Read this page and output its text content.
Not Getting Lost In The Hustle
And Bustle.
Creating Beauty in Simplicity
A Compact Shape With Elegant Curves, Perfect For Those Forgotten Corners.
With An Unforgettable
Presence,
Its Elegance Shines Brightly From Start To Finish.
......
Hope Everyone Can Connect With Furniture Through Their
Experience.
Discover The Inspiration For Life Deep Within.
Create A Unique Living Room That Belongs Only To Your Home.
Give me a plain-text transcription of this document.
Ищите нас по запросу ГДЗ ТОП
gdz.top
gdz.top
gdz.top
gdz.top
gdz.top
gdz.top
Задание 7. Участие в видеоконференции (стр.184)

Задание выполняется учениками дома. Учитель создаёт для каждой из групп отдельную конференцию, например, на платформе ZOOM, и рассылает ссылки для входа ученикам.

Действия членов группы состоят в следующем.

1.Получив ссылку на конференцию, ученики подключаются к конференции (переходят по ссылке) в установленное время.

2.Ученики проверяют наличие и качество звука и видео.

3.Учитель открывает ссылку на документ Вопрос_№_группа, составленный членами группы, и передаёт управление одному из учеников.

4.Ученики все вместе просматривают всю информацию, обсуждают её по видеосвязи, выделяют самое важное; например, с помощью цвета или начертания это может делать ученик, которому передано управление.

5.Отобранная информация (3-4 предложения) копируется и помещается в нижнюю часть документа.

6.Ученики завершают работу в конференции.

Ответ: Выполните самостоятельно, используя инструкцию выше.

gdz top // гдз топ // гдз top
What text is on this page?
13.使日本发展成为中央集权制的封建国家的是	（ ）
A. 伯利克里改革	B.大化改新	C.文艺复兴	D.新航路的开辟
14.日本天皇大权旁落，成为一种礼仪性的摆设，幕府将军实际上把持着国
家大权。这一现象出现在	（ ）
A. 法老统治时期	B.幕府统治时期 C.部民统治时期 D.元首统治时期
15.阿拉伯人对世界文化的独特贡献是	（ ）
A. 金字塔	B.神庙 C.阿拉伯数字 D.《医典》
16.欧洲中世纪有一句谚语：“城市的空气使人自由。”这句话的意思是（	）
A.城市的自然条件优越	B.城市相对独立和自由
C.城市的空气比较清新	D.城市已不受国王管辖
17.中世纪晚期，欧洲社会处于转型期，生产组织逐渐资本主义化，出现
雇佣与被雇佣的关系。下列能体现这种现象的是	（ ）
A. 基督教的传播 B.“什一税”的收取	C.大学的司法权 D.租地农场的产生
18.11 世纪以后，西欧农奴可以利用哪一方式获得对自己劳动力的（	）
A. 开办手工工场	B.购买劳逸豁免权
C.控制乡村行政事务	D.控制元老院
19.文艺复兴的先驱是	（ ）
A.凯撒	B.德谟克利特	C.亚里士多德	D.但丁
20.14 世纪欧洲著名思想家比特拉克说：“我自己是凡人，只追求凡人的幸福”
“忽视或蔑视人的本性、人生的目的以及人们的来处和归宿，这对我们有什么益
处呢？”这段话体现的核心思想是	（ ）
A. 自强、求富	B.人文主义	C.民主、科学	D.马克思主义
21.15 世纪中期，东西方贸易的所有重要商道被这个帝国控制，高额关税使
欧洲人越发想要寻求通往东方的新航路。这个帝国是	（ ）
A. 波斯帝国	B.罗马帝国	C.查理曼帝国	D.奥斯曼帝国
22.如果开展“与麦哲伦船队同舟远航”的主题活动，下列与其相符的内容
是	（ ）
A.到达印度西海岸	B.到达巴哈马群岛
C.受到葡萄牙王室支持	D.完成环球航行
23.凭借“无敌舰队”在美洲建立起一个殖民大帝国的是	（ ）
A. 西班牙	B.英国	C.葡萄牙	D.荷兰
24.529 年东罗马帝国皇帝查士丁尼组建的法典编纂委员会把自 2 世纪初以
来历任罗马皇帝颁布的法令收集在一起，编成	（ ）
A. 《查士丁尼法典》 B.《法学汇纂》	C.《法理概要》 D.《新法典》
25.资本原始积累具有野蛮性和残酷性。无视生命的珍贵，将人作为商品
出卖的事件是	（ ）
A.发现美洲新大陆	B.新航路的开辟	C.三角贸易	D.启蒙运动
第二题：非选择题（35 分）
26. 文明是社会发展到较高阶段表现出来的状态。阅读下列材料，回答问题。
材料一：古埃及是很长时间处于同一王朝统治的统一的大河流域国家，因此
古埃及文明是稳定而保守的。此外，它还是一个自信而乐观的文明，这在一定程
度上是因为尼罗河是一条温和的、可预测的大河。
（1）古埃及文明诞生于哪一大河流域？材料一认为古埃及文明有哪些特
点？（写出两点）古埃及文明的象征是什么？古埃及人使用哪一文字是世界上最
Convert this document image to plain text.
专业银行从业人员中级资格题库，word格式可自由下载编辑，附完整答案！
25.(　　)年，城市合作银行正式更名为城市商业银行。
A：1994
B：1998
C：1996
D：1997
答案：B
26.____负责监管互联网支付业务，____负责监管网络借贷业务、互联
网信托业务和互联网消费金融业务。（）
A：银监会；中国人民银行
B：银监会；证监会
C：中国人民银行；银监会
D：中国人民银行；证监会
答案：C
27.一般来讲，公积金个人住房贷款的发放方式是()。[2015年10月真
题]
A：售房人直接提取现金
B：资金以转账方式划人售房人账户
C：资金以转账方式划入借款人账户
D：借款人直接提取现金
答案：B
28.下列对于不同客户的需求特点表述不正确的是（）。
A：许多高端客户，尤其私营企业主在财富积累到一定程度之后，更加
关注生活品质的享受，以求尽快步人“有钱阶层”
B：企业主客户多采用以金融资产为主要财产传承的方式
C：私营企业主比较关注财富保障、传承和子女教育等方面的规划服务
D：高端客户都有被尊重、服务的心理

== == ==

- TASK OBJECTIVE: Each line of the material should be duplicated exactly, please.

- FINAL ANSWER:
Read this page and output its text content.
Not Getting Lost In The Hustle
And Bustle.
Creating Beauty in Simplicity
A Compact Shape With Elegant Curves, Perfect For Those Forgotten Corners.
With An Unforgettable
Presence,
Its Elegance Shines Brightly From Start To Finish.
......
Hope Everyone Can Connect With Furniture Through Their
Experience.
Discover The Inspiration For Life Deep Within.
Create A Unique Living Room That Belongs Only To Your Home.
Give me a plain-text transcription of this document.
Ищите нас по запросу ГДЗ ТОП
gdz.top
gdz.top
gdz.top
gdz.top
gdz.top
gdz.top
Задание 7. Участие в видеоконференции (стр.184)

Задание выполняется учениками дома. Учитель создаёт для каждой из групп отдельную конференцию, например, на платформе ZOOM, и рассылает ссылки для входа ученикам.

Действия членов группы состоят в следующем.

1.Получив ссылку на конференцию, ученики подключаются к конференции (переходят по ссылке) в установленное время.

2.Ученики проверяют наличие и качество звука и видео.

3.Учитель открывает ссылку на документ Вопрос_№_группа, составленный членами группы, и передаёт управление одному из учеников.

4.Ученики все вместе просматривают всю информацию, обсуждают её по видеосвязи, выделяют самое важное; например, с помощью цвета или начертания это может делать ученик, которому передано управление.

5.Отобранная информация (3-4 предложения) копируется и помещается в нижнюю часть документа.

6.Ученики завершают работу в конференции.

Ответ: Выполните самостоятельно, используя инструкцию выше.

gdz top // гдз топ // гдз top
What text is on this page?
13.使日本发展成为中央集权制的封建国家的是	（ ）
A. 伯利克里改革	B.大化改新	C.文艺复兴	D.新航路的开辟
14.日本天皇大权旁落，成为一种礼仪性的摆设，幕府将军实际上把持着国
家大权。这一现象出现在	（ ）
A. 法老统治时期	B.幕府统治时期 C.部民统治时期 D.元首统治时期
15.阿拉伯人对世界文化的独特贡献是	（ ）
A. 金字塔	B.神庙 C.阿拉伯数字 D.《医典》
16.欧洲中世纪有一句谚语：“城市的空气使人自由。”这句话的意思是（	）
A.城市的自然条件优越	B.城市相对独立和自由
C.城市的空气比较清新	D.城市已不受国王管辖
17.中世纪晚期，欧洲社会处于转型期，生产组织逐渐资本主义化，出现
雇佣与被雇佣的关系。下列能体现这种现象的是	（ ）
A. 基督教的传播 B.“什一税”的收取	C.大学的司法权 D.租地农场的产生
18.11 世纪以后，西欧农奴可以利用哪一方式获得对自己劳动力的（	）
A. 开办手工工场	B.购买劳逸豁免权
C.控制乡村行政事务	D.控制元老院
19.文艺复兴的先驱是	（ ）
A.凯撒	B.德谟克利特	C.亚里士多德	D.但丁
20.14 世纪欧洲著名思想家比特拉克说：“我自己是凡人，只追求凡人的幸福”
“忽视或蔑视人的本性、人生的目的以及人们的来处和归宿，这对我们有什么益
处呢？”这段话体现的核心思想是	（ ）
A. 自强、求富	B.人文主义	C.民主、科学	D.马克思主义
21.15 世纪中期，东西方贸易的所有重要商道被这个帝国控制，高额关税使
欧洲人越发想要寻求通往东方的新航路。这个帝国是	（ ）
A. 波斯帝国	B.罗马帝国	C.查理曼帝国	D.奥斯曼帝国
22.如果开展“与麦哲伦船队同舟远航”的主题活动，下列与其相符的内容
是	（ ）
A.到达印度西海岸	B.到达巴哈马群岛
C.受到葡萄牙王室支持	D.完成环球航行
23.凭借“无敌舰队”在美洲建立起一个殖民大帝国的是	（ ）
A. 西班牙	B.英国	C.葡萄牙	D.荷兰
24.529 年东罗马帝国皇帝查士丁尼组建的法典编纂委员会把自 2 世纪初以
来历任罗马皇帝颁布的法令收集在一起，编成	（ ）
A. 《查士丁尼法典》 B.《法学汇纂》	C.《法理概要》 D.《新法典》
25.资本原始积累具有野蛮性和残酷性。无视生命的珍贵，将人作为商品
出卖的事件是	（ ）
A.发现美洲新大陆	B.新航路的开辟	C.三角贸易	D.启蒙运动
第二题：非选择题（35 分）
26. 文明是社会发展到较高阶段表现出来的状态。阅读下列材料，回答问题。
材料一：古埃及是很长时间处于同一王朝统治的统一的大河流域国家，因此
古埃及文明是稳定而保守的。此外，它还是一个自信而乐观的文明，这在一定程
度上是因为尼罗河是一条温和的、可预测的大河。
（1）古埃及文明诞生于哪一大河流域？材料一认为古埃及文明有哪些特
点？（写出两点）古埃及文明的象征是什么？古埃及人使用哪一文字是世界上最
Convert this document image to plain text.
专业银行从业人员中级资格题库，word格式可自由下载编辑，附完整答案！
25.(　　)年，城市合作银行正式更名为城市商业银行。
A：1994
B：1998
C：1996
D：1997
答案：B
26.____负责监管互联网支付业务，____负责监管网络借贷业务、互联
网信托业务和互联网消费金融业务。（）
A：银监会；中国人民银行
B：银监会；证监会
C：中国人民银行；银监会
D：中国人民银行；证监会
答案：C
27.一般来讲，公积金个人住房贷款的发放方式是()。[2015年10月真
题]
A：售房人直接提取现金
B：资金以转账方式划人售房人账户
C：资金以转账方式划入借款人账户
D：借款人直接提取现金
答案：B
28.下列对于不同客户的需求特点表述不正确的是（）。
A：许多高端客户，尤其私营企业主在财富积累到一定程度之后，更加
关注生活品质的享受，以求尽快步人“有钱阶层”
B：企业主客户多采用以金融资产为主要财产传承的方式
C：私营企业主比较关注财富保障、传承和子女教育等方面的规划服务
D：高端客户都有被尊重、服务的心理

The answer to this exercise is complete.